** Task details **
List each line of the data that holds the word "圆柱形锂离子电池".

(Records from a data source)
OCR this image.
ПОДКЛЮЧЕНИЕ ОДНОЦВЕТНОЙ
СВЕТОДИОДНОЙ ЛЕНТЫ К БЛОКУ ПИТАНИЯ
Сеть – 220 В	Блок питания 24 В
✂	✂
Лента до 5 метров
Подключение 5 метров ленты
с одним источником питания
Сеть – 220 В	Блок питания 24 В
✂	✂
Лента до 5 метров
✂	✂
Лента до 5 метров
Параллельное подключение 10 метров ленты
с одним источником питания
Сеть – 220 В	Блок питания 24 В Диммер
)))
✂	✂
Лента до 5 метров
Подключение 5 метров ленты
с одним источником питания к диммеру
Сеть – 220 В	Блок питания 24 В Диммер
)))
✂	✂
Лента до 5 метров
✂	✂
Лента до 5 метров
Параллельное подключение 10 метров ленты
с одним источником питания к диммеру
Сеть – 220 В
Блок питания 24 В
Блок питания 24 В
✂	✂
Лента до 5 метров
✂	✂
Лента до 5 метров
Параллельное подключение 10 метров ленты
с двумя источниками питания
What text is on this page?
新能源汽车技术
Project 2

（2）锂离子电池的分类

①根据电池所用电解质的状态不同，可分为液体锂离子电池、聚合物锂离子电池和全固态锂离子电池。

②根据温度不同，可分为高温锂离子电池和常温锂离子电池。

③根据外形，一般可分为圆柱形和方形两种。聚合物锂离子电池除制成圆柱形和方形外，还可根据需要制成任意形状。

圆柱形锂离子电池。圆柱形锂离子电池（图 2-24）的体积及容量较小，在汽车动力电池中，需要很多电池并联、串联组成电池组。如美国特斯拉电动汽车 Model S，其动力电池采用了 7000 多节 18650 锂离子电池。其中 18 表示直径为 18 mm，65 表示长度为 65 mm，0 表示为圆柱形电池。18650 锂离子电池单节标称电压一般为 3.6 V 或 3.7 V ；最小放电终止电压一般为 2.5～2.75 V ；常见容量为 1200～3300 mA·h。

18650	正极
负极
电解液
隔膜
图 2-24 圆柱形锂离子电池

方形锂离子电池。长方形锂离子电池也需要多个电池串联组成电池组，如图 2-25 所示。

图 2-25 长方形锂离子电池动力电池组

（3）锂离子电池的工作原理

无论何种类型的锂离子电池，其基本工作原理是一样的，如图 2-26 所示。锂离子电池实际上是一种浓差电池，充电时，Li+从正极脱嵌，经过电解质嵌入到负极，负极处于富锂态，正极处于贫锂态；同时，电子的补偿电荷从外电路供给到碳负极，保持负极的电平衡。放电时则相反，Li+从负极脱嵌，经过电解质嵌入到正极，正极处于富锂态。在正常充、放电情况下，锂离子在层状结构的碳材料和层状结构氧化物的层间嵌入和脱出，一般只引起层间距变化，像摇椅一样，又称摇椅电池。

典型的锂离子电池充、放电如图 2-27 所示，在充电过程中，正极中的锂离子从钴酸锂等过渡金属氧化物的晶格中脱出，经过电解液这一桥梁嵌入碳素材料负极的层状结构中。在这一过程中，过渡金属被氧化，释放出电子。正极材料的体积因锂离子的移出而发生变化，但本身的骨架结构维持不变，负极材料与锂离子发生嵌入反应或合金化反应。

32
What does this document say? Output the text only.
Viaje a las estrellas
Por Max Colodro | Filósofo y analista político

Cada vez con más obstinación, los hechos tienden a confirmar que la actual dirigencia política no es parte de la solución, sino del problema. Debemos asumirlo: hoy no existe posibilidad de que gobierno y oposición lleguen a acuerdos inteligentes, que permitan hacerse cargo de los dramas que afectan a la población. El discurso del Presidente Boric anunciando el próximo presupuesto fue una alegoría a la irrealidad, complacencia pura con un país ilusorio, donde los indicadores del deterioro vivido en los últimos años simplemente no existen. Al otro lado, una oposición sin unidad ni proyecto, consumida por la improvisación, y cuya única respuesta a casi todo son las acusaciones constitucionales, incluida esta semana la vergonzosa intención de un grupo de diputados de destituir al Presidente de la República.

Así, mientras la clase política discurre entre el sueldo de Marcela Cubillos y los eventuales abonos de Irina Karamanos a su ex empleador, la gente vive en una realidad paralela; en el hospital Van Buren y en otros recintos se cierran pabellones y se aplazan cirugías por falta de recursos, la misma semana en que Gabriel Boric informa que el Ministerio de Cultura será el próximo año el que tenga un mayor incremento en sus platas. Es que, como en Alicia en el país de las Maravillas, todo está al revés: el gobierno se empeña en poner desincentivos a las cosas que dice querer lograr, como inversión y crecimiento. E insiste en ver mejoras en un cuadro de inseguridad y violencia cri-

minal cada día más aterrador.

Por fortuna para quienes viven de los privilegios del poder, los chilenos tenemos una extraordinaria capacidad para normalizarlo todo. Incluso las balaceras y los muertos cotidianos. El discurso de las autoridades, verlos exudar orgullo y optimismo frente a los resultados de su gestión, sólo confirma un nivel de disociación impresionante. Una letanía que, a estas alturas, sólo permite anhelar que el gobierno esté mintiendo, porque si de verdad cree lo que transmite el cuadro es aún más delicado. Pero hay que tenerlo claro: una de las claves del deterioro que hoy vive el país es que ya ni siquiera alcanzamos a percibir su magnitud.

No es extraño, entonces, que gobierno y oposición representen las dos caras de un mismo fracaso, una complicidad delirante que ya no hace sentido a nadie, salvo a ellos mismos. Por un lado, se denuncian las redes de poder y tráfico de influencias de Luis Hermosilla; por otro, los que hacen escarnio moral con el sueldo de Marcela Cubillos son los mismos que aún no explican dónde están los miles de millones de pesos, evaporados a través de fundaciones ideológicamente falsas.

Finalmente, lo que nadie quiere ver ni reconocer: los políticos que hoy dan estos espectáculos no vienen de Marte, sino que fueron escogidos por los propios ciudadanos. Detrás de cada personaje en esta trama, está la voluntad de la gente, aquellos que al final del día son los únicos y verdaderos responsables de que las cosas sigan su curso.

** Reply **
圆柱形锂离子电池。圆柱形锂离子电池（图 2-24）的体积及容量较小，在汽车动力电池中，需要很多电池并联、串联组成电池组。如美国特斯拉电动汽车 Model S，其动力电池采用了 7000 多节 18650 锂离子电池。其中 18 表示直径为 18 mm，65 表示长度为 65 mm，0 表示为圆柱形电池。18650 锂离子电池单节标称电压一般为 3.6 V 或 3.7 V ；最小放电终止电压一般为 2.5～2.75 V ；常见容量为 1200～3300 mA·h。
图 2-24 圆柱形锂离子电池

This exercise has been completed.